Tally the lines that include "type". Output the number only.

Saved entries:
## begin

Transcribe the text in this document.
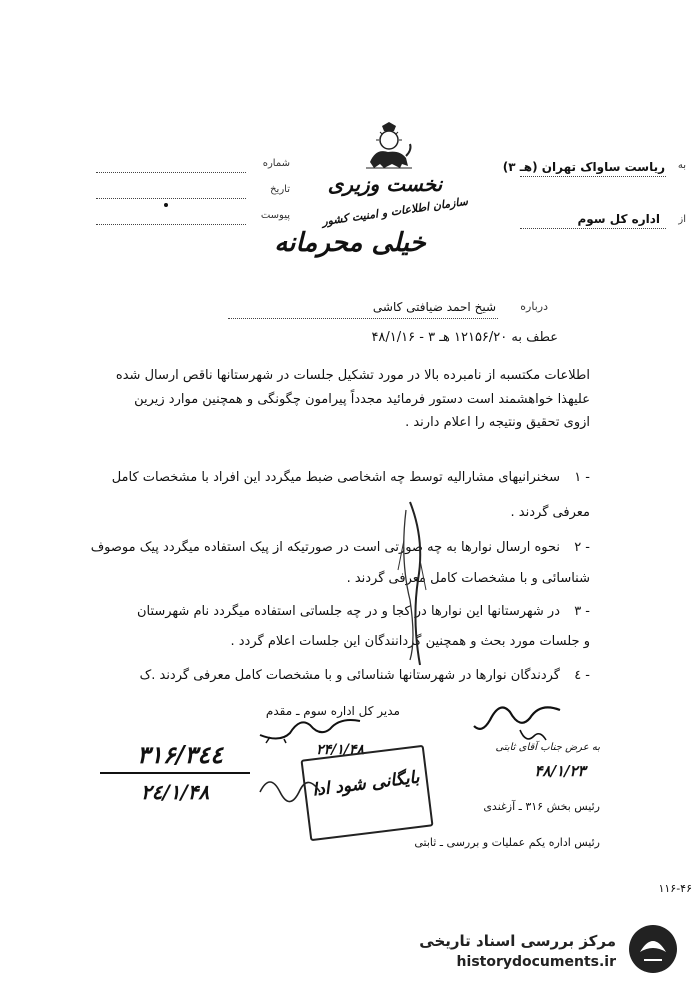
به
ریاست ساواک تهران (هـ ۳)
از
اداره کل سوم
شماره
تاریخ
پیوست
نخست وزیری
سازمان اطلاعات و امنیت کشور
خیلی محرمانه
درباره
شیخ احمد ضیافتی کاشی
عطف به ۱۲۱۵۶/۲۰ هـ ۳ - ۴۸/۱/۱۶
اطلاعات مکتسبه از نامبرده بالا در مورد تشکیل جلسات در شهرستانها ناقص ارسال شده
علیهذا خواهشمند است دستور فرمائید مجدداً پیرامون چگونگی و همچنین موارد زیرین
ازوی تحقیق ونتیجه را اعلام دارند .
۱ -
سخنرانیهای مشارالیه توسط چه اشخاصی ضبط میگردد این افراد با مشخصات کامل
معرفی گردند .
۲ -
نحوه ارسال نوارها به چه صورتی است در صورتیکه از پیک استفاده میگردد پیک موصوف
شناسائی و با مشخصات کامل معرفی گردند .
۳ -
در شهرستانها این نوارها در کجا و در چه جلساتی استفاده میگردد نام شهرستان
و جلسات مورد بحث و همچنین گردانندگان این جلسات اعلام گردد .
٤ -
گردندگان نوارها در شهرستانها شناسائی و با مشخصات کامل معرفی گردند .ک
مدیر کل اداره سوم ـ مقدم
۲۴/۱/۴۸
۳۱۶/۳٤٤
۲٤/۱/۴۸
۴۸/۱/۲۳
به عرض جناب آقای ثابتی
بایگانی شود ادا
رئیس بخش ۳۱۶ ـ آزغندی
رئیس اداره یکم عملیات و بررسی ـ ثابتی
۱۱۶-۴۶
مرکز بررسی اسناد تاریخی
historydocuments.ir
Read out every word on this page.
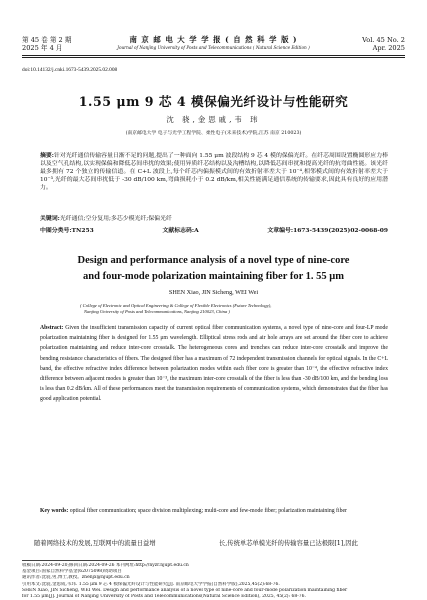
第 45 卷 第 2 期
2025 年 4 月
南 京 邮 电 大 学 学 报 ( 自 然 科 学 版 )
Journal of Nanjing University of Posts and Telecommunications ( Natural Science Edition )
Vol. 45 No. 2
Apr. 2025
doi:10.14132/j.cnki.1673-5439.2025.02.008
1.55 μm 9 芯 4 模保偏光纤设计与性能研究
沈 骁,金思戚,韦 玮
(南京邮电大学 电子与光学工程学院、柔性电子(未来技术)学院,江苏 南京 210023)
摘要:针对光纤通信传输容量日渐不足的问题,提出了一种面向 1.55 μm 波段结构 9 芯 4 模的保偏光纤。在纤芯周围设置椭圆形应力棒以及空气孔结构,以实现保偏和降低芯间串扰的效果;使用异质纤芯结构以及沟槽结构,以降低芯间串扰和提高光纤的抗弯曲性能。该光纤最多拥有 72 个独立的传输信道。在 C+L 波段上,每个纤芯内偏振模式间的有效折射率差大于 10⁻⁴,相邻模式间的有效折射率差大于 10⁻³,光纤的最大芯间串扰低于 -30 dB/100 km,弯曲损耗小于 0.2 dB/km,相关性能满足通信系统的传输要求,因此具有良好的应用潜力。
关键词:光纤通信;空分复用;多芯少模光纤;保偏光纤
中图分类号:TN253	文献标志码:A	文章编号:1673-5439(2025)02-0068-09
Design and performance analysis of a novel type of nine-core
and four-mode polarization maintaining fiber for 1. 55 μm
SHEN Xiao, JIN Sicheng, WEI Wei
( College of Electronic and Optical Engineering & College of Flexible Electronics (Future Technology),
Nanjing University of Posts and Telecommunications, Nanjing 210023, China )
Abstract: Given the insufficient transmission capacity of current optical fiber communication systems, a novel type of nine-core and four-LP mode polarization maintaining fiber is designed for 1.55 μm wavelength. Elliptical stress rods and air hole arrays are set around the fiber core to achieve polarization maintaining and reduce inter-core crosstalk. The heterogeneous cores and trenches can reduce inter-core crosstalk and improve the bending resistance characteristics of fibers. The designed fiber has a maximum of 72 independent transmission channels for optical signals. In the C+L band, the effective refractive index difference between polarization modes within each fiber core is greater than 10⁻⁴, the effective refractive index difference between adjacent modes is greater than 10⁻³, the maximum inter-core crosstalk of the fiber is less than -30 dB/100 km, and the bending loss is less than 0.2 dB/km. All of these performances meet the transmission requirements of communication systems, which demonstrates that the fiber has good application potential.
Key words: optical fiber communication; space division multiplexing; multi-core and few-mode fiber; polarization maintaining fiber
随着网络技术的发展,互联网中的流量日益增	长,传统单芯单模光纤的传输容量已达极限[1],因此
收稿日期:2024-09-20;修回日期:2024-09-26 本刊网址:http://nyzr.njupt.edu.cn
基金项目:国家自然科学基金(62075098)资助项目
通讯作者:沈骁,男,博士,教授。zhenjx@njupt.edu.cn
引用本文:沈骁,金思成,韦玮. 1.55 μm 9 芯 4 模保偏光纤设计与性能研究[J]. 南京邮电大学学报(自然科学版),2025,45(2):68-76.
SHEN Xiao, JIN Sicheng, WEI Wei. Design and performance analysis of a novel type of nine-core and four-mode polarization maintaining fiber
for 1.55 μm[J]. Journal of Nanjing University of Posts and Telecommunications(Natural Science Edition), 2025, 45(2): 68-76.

## end
## begin

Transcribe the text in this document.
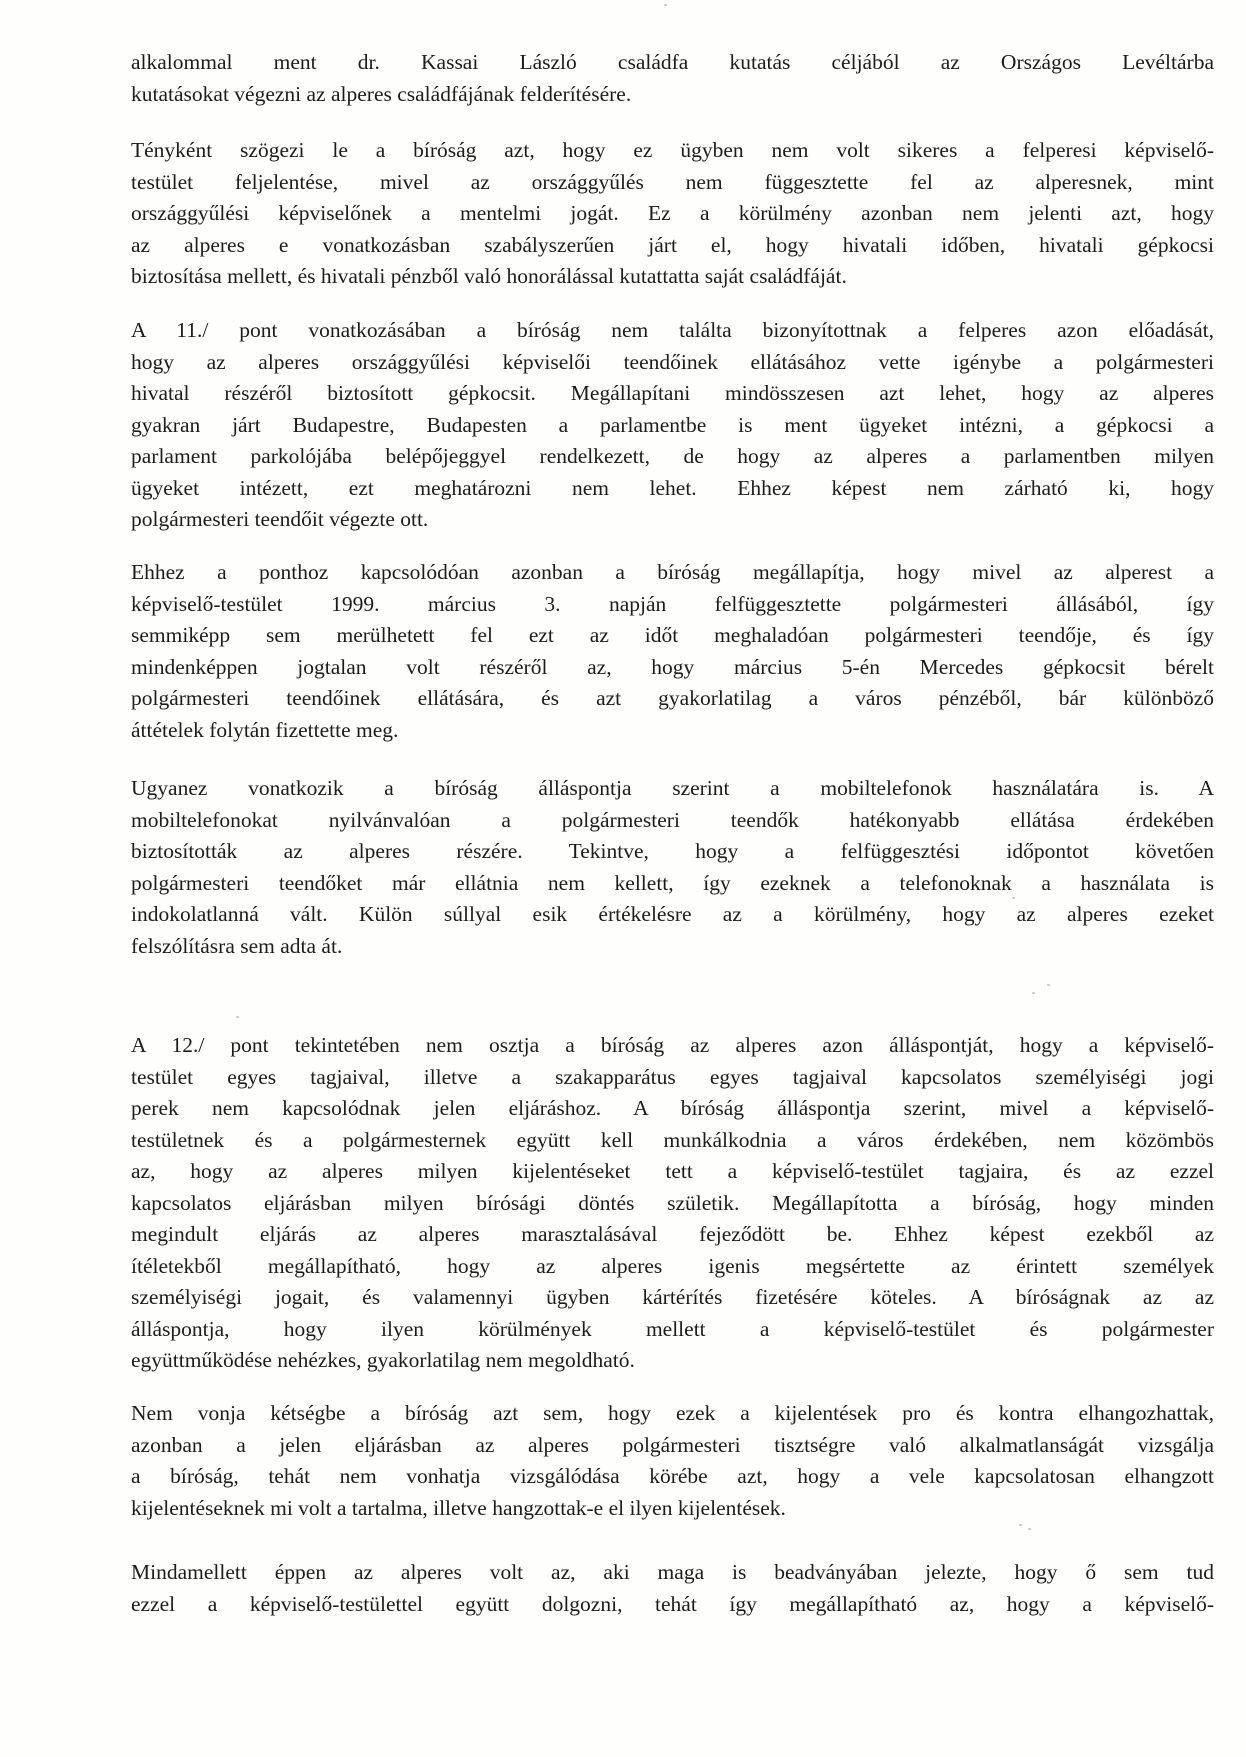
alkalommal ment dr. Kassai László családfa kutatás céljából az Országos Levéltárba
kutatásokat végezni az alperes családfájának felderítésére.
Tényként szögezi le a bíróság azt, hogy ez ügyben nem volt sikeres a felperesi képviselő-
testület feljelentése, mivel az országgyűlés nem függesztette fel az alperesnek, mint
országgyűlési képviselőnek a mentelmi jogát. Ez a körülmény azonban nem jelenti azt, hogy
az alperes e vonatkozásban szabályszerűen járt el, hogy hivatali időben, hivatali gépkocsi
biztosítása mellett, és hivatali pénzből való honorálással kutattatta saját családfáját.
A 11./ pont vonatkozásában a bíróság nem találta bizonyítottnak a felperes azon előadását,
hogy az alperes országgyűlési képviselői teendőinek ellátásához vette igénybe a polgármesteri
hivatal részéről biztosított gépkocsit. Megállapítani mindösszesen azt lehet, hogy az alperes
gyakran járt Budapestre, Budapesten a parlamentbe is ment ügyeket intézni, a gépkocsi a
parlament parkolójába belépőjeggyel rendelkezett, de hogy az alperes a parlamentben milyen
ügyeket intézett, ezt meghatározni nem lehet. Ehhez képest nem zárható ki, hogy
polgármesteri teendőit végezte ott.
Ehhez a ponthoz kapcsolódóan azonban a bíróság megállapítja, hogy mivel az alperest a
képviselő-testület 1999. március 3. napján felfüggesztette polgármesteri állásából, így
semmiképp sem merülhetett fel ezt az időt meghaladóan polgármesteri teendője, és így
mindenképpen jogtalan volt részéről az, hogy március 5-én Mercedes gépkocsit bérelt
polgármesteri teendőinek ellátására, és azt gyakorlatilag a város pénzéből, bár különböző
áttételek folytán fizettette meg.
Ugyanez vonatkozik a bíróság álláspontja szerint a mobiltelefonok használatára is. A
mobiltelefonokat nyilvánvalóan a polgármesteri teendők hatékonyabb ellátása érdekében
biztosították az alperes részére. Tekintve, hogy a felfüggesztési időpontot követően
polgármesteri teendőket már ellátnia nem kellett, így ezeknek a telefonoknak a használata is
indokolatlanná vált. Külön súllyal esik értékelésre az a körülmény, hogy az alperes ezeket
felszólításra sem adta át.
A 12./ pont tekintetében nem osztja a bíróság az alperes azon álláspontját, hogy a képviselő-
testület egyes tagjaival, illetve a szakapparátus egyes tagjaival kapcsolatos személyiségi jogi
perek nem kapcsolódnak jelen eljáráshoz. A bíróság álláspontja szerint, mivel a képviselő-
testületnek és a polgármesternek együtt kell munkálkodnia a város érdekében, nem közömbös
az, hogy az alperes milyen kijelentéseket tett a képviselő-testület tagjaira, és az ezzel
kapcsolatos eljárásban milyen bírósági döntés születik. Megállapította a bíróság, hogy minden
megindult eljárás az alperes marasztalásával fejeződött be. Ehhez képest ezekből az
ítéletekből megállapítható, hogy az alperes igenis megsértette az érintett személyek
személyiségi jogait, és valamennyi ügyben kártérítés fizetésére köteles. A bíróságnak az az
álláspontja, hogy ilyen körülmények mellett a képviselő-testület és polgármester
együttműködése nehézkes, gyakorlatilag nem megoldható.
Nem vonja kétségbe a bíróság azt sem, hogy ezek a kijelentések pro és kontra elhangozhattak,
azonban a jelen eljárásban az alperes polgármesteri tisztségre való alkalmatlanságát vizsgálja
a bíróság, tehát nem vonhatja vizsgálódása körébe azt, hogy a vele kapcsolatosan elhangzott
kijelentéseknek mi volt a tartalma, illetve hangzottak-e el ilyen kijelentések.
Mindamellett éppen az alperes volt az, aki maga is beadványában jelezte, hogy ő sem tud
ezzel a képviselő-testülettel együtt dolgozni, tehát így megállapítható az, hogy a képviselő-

## end

▶ [The reply]
3